#### [RECORDS FOR PROCESSING]
# # # # # # #

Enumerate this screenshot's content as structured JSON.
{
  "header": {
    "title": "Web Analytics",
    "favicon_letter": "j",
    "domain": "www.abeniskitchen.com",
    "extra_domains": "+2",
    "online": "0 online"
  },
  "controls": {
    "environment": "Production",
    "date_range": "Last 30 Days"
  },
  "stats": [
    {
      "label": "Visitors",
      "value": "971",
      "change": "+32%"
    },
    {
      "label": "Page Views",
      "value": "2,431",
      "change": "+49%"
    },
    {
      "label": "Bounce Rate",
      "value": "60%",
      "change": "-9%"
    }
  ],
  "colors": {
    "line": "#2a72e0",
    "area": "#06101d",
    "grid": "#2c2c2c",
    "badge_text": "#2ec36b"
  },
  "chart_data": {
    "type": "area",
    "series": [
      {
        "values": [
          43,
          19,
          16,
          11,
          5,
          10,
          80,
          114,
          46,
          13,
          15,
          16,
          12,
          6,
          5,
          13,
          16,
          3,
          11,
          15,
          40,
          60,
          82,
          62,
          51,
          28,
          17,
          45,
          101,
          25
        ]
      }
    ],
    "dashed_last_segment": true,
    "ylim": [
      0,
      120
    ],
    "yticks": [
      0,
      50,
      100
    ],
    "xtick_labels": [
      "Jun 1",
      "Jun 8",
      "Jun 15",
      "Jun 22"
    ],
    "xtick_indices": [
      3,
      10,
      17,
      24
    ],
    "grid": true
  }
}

# # # # # # #

#### [WORK REQUIRED]
Above are some records; repeat all of them exactly.

#### [WRITTEN RESPONSE]
Enumerate this screenshot's content as structured JSON.
{
  "header": {
    "title": "Web Analytics",
    "favicon_letter": "j",
    "domain": "www.abeniskitchen.com",
    "extra_domains": "+2",
    "online": "0 online"
  },
  "controls": {
    "environment": "Production",
    "date_range": "Last 30 Days"
  },
  "stats": [
    {
      "label": "Visitors",
      "value": "971",
      "change": "+32%"
    },
    {
      "label": "Page Views",
      "value": "2,431",
      "change": "+49%"
    },
    {
      "label": "Bounce Rate",
      "value": "60%",
      "change": "-9%"
    }
  ],
  "colors": {
    "line": "#2a72e0",
    "area": "#06101d",
    "grid": "#2c2c2c",
    "badge_text": "#2ec36b"
  },
  "chart_data": {
    "type": "area",
    "series": [
      {
        "values": [
          43,
          19,
          16,
          11,
          5,
          10,
          80,
          114,
          46,
          13,
          15,
          16,
          12,
          6,
          5,
          13,
          16,
          3,
          11,
          15,
          40,
          60,
          82,
          62,
          51,
          28,
          17,
          45,
          101,
          25
        ]
      }
    ],
    "dashed_last_segment": true,
    "ylim": [
      0,
      120
    ],
    "yticks": [
      0,
      50,
      100
    ],
    "xtick_labels": [
      "Jun 1",
      "Jun 8",
      "Jun 15",
      "Jun 22"
    ],
    "xtick_indices": [
      3,
      10,
      17,
      24
    ],
    "grid": true
  }
}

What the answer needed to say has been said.